DIRECTIONS ▸ Reproduce the commentary below on the FAME 2 trial word for word, in full, before the items that follow it.

NEJM 13 Sep 2012 Vol 367
FAME 2: FFR-Guided PCI vs. Medical Therapy in Stable Coronary Disease (pg. 991):
Fame is the spur that the clear spirit doth raise
(That last Infirmity of Noble mind)
To scorn delights, and live laborious dayes
as Milton observed in his great elegy Lycidas (1637). FAME-2 is the reason I am living a laborious day instead of enjoying late summer sunshine in the garden. This is quite a tough trial for a non-cardiologist to unpack, but potentially practice-changing. When the COURAGE trial was reported 5 years ago, the pendulum swung away from percutaneous intervention for stable angina towards optimal medical therapy: usually aspirin, statin and beta-blocker. Because outcomes were identical, there now seemed little point in even performing coronary angiography on most of these patients. But for better or worse, FAME-2 looks like pushing the pendulum back towards invasive investigation, because it demonstrates a huge reduction in the need for urgent revascularization in patients who show functionally significant stenoses. And in order to demonstrate a functionally significant stenosis you have to go into the coronary artery with a wire sensor which measures the fractional flow reserve. If this is below 0.8, patients will benefit from a drug-eluting stent, to such an extent that the trial was stopped early. Cardiac catheter labs will fill up again, at least in the USA. And many will spend laborious days arguing about this trial, but I shall be elsewhere. Read the accompanying editorial, nicely entitled, “Which Is More Enduring—FAME or COURAGE?”

DATA UNDER STUDY ▸
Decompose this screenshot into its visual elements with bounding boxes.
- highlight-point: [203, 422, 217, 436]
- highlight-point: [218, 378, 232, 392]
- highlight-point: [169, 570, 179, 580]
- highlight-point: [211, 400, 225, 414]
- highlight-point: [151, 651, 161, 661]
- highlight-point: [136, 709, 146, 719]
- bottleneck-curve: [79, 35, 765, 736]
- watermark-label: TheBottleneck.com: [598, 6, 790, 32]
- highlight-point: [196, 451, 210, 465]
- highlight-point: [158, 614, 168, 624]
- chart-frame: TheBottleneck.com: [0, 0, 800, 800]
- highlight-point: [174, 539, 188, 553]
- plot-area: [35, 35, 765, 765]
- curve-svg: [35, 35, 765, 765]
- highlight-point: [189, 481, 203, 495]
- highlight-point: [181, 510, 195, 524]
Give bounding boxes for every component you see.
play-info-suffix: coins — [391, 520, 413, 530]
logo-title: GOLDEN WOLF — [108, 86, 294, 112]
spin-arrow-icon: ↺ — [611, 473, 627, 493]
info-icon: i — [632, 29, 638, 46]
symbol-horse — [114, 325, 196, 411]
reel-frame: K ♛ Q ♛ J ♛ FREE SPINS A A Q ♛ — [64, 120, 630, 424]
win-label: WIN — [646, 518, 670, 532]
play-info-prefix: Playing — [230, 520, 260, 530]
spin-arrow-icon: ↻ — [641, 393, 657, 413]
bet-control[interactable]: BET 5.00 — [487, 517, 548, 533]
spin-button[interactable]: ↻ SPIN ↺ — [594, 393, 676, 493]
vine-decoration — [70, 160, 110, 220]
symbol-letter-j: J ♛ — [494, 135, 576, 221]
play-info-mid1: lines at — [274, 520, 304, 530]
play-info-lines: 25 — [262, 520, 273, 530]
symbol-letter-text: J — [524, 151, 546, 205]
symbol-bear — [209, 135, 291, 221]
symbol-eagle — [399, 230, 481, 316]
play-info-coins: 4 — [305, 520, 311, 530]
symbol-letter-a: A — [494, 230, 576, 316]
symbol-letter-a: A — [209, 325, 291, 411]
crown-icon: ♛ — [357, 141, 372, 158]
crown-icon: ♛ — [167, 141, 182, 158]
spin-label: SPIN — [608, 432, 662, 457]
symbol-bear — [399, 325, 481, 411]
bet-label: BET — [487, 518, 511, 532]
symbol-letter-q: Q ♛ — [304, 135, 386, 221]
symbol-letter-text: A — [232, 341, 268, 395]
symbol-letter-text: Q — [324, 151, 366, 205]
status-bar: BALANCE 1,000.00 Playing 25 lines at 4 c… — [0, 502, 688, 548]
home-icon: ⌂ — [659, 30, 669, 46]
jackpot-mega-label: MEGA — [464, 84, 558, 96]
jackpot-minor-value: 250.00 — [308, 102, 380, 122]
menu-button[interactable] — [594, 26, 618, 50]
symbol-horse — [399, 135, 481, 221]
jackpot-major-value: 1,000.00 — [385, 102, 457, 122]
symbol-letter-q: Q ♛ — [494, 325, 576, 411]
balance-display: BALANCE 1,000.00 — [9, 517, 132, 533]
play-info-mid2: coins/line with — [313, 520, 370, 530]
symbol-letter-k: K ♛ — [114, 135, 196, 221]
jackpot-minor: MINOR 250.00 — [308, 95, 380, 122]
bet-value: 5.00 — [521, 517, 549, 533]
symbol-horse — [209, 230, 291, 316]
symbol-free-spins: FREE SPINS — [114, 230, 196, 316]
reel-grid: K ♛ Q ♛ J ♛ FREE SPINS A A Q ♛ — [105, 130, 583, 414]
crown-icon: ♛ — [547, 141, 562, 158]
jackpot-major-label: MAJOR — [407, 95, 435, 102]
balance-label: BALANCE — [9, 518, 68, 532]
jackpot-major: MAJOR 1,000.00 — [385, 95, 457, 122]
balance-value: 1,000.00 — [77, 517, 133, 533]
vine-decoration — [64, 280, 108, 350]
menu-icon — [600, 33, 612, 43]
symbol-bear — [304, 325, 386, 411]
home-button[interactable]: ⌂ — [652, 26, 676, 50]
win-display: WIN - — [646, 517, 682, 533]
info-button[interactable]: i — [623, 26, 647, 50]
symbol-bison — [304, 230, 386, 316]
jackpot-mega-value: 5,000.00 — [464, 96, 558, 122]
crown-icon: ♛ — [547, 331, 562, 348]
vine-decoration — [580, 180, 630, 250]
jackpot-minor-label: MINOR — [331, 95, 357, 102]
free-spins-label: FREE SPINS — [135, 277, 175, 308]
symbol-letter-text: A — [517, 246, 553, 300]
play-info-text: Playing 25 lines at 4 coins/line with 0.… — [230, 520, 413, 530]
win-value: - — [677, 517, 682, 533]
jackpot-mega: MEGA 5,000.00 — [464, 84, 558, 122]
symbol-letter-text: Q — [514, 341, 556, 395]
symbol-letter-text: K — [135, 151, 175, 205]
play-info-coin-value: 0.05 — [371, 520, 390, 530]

SOLUTION TO THE PROBLEM ▸
NEJM 13 Sep 2012 Vol 367
FAME 2: FFR-Guided PCI vs. Medical Therapy in Stable Coronary Disease (pg. 991):
Fame is the spur that the clear spirit doth raise
(That last Infirmity of Noble mind)
To scorn delights, and live laborious dayes
as Milton observed in his great elegy Lycidas (1637). FAME-2 is the reason I am living a laborious day instead of enjoying late summer sunshine in the garden. This is quite a tough trial for a non-cardiologist to unpack, but potentially practice-changing. When the COURAGE trial was reported 5 years ago, the pendulum swung away from percutaneous intervention for stable angina towards optimal medical therapy: usually aspirin, statin and beta-blocker. Because outcomes were identical, there now seemed little point in even performing coronary angiography on most of these patients. But for better or worse, FAME-2 looks like pushing the pendulum back towards invasive investigation, because it demonstrates a huge reduction in the need for urgent revascularization in patients who show functionally significant stenoses. And in order to demonstrate a functionally significant stenosis you have to go into the coronary artery with a wire sensor which measures the fractional flow reserve. If this is below 0.8, patients will benefit from a drug-eluting stent, to such an extent that the trial was stopped early. Cardiac catheter labs will fill up again, at least in the USA. And many will spend laborious days arguing about this trial, but I shall be elsewhere. Read the accompanying editorial, nicely entitled, “Which Is More Enduring—FAME or COURAGE?”